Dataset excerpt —
-*-
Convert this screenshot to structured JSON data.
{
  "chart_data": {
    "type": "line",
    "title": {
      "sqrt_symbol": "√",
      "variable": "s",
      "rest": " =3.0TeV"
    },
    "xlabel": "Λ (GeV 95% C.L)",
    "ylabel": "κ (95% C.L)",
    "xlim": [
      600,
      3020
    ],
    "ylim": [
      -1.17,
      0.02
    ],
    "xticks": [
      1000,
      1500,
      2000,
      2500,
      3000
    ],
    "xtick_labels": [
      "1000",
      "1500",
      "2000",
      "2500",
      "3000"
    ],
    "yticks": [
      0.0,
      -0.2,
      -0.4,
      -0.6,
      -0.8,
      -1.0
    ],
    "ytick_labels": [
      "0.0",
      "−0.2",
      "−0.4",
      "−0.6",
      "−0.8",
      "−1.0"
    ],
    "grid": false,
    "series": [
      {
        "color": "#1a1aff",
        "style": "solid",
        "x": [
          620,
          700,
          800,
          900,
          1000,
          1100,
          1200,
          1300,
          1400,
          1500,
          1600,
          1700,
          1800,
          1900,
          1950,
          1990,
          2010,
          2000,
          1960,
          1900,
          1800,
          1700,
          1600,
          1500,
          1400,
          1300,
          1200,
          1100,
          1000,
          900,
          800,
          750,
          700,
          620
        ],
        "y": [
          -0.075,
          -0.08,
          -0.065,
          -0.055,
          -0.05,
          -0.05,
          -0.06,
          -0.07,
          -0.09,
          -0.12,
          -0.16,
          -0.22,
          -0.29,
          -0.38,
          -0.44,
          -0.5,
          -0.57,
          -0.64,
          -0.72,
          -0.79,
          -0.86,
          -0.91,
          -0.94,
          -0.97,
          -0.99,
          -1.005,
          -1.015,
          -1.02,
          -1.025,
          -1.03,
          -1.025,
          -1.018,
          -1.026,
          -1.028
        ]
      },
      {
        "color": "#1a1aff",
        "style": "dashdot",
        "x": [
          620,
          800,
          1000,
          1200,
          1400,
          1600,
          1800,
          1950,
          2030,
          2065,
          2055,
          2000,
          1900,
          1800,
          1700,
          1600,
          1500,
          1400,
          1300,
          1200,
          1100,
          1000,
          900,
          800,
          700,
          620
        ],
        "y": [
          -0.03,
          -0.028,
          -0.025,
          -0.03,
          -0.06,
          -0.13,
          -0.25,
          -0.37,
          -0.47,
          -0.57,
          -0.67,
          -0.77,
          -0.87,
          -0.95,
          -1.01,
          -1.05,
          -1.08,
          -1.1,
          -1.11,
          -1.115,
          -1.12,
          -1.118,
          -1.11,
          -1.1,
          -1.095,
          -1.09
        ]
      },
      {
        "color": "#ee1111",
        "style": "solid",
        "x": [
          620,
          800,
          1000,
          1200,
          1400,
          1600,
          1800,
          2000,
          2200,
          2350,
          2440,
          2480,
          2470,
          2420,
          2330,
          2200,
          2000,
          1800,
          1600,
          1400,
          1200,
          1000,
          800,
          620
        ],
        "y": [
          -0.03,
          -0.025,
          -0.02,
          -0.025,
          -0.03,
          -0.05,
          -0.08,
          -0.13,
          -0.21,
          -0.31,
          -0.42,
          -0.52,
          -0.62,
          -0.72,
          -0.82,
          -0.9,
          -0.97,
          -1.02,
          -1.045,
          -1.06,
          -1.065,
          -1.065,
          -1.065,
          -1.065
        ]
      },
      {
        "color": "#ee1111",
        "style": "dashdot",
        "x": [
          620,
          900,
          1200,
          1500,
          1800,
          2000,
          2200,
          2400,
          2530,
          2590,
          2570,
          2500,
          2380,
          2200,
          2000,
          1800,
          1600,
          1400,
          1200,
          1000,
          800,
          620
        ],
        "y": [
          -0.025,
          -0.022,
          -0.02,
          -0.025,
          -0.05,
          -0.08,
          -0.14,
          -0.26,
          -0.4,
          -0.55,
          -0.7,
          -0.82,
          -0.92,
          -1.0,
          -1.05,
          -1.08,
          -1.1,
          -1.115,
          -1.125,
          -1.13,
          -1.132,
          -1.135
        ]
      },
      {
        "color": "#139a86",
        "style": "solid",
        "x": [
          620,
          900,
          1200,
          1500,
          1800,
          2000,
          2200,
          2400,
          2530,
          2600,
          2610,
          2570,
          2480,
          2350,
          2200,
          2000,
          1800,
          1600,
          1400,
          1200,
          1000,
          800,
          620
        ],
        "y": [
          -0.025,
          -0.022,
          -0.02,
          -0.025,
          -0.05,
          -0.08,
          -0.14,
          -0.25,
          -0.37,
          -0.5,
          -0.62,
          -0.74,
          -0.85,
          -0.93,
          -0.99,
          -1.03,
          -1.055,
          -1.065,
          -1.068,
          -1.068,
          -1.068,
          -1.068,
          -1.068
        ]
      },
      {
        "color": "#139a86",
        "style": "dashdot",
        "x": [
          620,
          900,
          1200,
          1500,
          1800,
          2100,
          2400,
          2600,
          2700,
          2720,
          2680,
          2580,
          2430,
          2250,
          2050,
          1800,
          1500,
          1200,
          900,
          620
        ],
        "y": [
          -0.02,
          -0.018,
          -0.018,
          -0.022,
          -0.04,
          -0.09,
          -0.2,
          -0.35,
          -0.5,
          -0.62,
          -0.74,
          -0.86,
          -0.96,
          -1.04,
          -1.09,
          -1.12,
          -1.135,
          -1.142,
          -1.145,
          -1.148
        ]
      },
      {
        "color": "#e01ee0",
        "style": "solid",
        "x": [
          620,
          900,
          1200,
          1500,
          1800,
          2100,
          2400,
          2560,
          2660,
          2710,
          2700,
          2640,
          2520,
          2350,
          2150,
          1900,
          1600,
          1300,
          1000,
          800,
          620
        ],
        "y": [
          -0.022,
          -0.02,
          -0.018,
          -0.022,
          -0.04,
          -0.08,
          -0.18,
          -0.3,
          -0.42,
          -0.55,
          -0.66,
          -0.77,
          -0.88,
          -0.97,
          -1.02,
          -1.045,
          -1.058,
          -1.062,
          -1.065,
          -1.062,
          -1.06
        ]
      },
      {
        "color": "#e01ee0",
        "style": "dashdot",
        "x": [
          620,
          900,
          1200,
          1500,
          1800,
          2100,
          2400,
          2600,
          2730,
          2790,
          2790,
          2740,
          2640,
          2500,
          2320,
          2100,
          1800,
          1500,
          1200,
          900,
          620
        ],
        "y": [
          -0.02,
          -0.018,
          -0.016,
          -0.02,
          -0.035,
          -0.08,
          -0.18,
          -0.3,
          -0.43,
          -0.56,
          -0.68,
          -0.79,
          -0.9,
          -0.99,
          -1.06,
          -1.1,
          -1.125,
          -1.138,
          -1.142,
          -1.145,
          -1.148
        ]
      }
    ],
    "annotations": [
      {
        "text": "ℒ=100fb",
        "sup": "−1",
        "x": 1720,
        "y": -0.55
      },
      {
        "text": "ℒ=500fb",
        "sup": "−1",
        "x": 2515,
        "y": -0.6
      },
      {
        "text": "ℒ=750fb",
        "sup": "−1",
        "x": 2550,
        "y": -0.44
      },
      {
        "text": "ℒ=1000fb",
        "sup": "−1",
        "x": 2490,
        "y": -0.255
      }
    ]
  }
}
-*-
Work instructions —
Locate the word "text" in the records above, and return each line that has it.

Final result —
        "text": "ℒ=100fb",
        "text": "ℒ=500fb",
        "text": "ℒ=750fb",
        "text": "ℒ=1000fb",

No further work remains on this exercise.